What you need to do -
Transcribe each of the records below exactly, excluding all pictures.

Extracted data -

--- BEGIN ---

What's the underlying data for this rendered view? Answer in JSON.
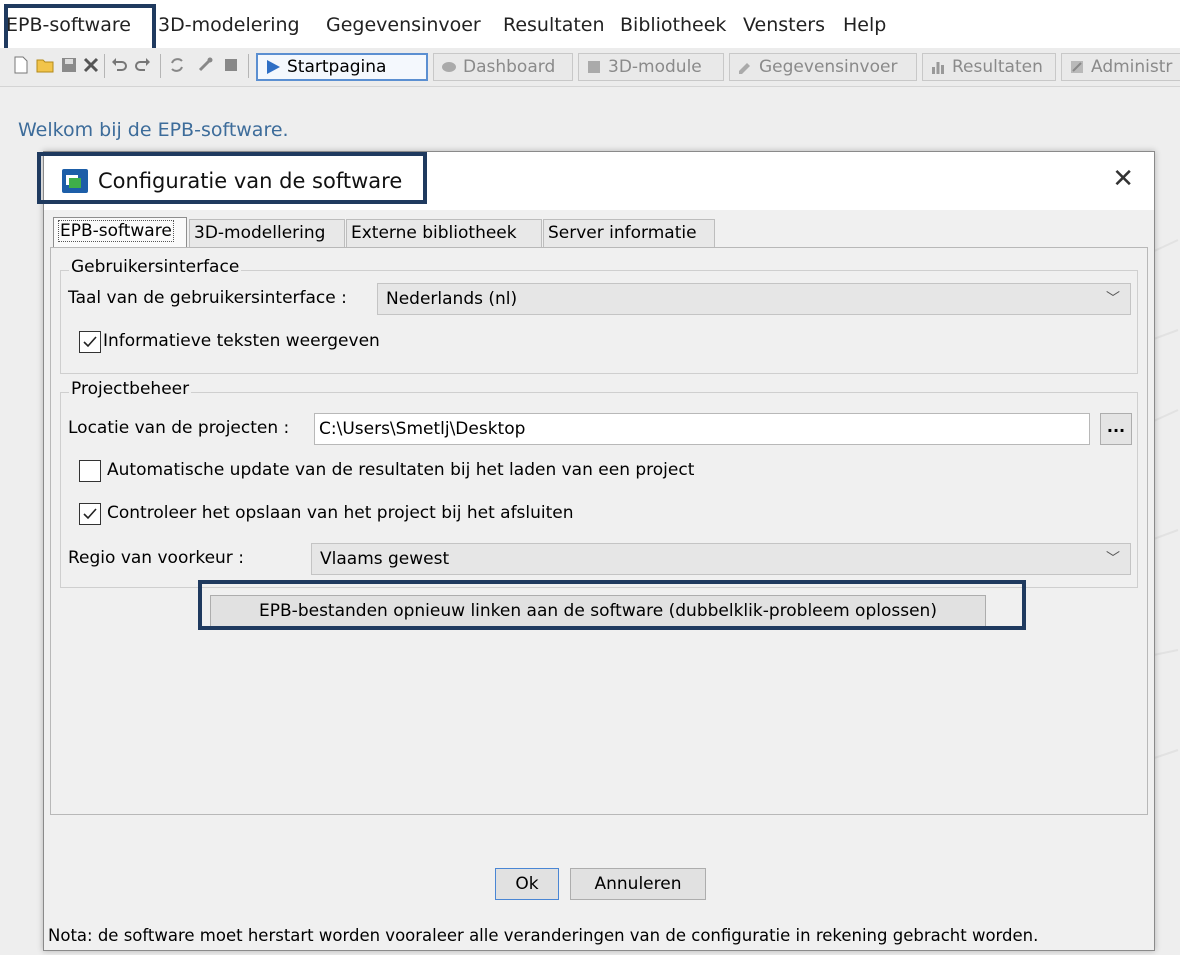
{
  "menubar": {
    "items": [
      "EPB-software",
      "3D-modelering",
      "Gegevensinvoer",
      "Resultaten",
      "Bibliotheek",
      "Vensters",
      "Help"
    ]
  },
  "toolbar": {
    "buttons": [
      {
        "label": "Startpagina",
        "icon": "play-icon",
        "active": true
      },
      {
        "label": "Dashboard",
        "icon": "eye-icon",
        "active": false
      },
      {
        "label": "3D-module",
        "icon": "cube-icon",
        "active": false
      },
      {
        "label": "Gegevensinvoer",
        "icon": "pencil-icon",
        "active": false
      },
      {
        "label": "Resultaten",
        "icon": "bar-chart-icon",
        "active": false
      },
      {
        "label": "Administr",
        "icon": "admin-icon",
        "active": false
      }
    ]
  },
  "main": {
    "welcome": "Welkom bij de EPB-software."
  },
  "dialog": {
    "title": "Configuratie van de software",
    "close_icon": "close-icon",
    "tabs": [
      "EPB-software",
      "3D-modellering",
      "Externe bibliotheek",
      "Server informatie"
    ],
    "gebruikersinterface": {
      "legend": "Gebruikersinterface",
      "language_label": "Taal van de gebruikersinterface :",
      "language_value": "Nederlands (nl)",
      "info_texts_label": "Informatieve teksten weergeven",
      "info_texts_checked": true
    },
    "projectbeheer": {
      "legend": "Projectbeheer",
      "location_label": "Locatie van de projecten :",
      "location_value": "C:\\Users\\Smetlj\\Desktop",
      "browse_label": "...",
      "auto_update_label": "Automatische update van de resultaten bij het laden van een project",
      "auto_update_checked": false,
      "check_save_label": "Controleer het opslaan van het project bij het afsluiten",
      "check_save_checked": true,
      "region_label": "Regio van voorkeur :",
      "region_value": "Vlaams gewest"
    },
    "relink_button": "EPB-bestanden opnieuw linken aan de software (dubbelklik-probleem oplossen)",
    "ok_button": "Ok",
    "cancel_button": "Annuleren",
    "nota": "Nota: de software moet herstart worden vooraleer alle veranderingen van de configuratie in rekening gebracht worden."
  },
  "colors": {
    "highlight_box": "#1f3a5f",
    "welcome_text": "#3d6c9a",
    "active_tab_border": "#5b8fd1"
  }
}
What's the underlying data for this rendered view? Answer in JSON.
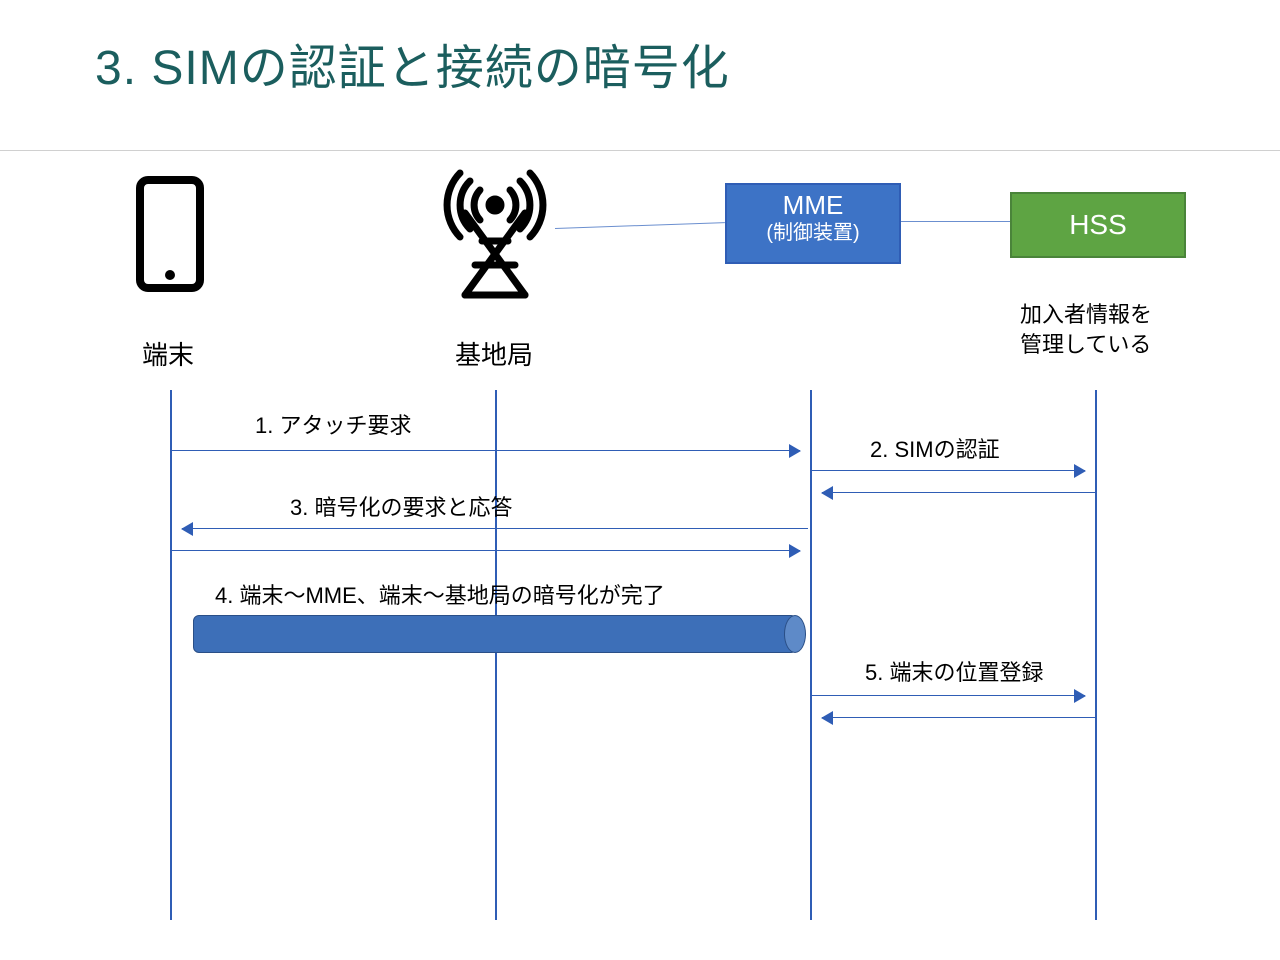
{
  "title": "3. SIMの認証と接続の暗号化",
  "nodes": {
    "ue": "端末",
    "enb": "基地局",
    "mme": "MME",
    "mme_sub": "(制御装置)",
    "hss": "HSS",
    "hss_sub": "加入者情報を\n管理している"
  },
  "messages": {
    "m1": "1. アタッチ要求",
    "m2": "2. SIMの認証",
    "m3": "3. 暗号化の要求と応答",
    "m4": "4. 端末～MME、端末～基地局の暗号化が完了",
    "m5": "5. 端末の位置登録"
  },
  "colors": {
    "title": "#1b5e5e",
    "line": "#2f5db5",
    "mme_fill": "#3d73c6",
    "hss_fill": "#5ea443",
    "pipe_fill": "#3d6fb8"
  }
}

--- END ---

Solution to this exercise -
What's the underlying data for this rendered view? Answer in JSON.
{
  "menubar": {
    "items": [
      "EPB-software",
      "3D-modelering",
      "Gegevensinvoer",
      "Resultaten",
      "Bibliotheek",
      "Vensters",
      "Help"
    ]
  },
  "toolbar": {
    "buttons": [
      {
        "label": "Startpagina",
        "icon": "play-icon",
        "active": true
      },
      {
        "label": "Dashboard",
        "icon": "eye-icon",
        "active": false
      },
      {
        "label": "3D-module",
        "icon": "cube-icon",
        "active": false
      },
      {
        "label": "Gegevensinvoer",
        "icon": "pencil-icon",
        "active": false
      },
      {
        "label": "Resultaten",
        "icon": "bar-chart-icon",
        "active": false
      },
      {
        "label": "Administr",
        "icon": "admin-icon",
        "active": false
      }
    ]
  },
  "main": {
    "welcome": "Welkom bij de EPB-software."
  },
  "dialog": {
    "title": "Configuratie van de software",
    "close_icon": "close-icon",
    "tabs": [
      "EPB-software",
      "3D-modellering",
      "Externe bibliotheek",
      "Server informatie"
    ],
    "gebruikersinterface": {
      "legend": "Gebruikersinterface",
      "language_label": "Taal van de gebruikersinterface :",
      "language_value": "Nederlands (nl)",
      "info_texts_label": "Informatieve teksten weergeven",
      "info_texts_checked": true
    },
    "projectbeheer": {
      "legend": "Projectbeheer",
      "location_label": "Locatie van de projecten :",
      "location_value": "C:\\Users\\Smetlj\\Desktop",
      "browse_label": "...",
      "auto_update_label": "Automatische update van de resultaten bij het laden van een project",
      "auto_update_checked": false,
      "check_save_label": "Controleer het opslaan van het project bij het afsluiten",
      "check_save_checked": true,
      "region_label": "Regio van voorkeur :",
      "region_value": "Vlaams gewest"
    },
    "relink_button": "EPB-bestanden opnieuw linken aan de software (dubbelklik-probleem oplossen)",
    "ok_button": "Ok",
    "cancel_button": "Annuleren",
    "nota": "Nota: de software moet herstart worden vooraleer alle veranderingen van de configuratie in rekening gebracht worden."
  },
  "colors": {
    "highlight_box": "#1f3a5f",
    "welcome_text": "#3d6c9a",
    "active_tab_border": "#5b8fd1"
  }
}
What's the underlying data for this rendered view? Answer in JSON.
{
  "title": "3. SIMの認証と接続の暗号化",
  "nodes": {
    "ue": "端末",
    "enb": "基地局",
    "mme": "MME",
    "mme_sub": "(制御装置)",
    "hss": "HSS",
    "hss_sub": "加入者情報を\n管理している"
  },
  "messages": {
    "m1": "1. アタッチ要求",
    "m2": "2. SIMの認証",
    "m3": "3. 暗号化の要求と応答",
    "m4": "4. 端末～MME、端末～基地局の暗号化が完了",
    "m5": "5. 端末の位置登録"
  },
  "colors": {
    "title": "#1b5e5e",
    "line": "#2f5db5",
    "mme_fill": "#3d73c6",
    "hss_fill": "#5ea443",
    "pipe_fill": "#3d6fb8"
  }
}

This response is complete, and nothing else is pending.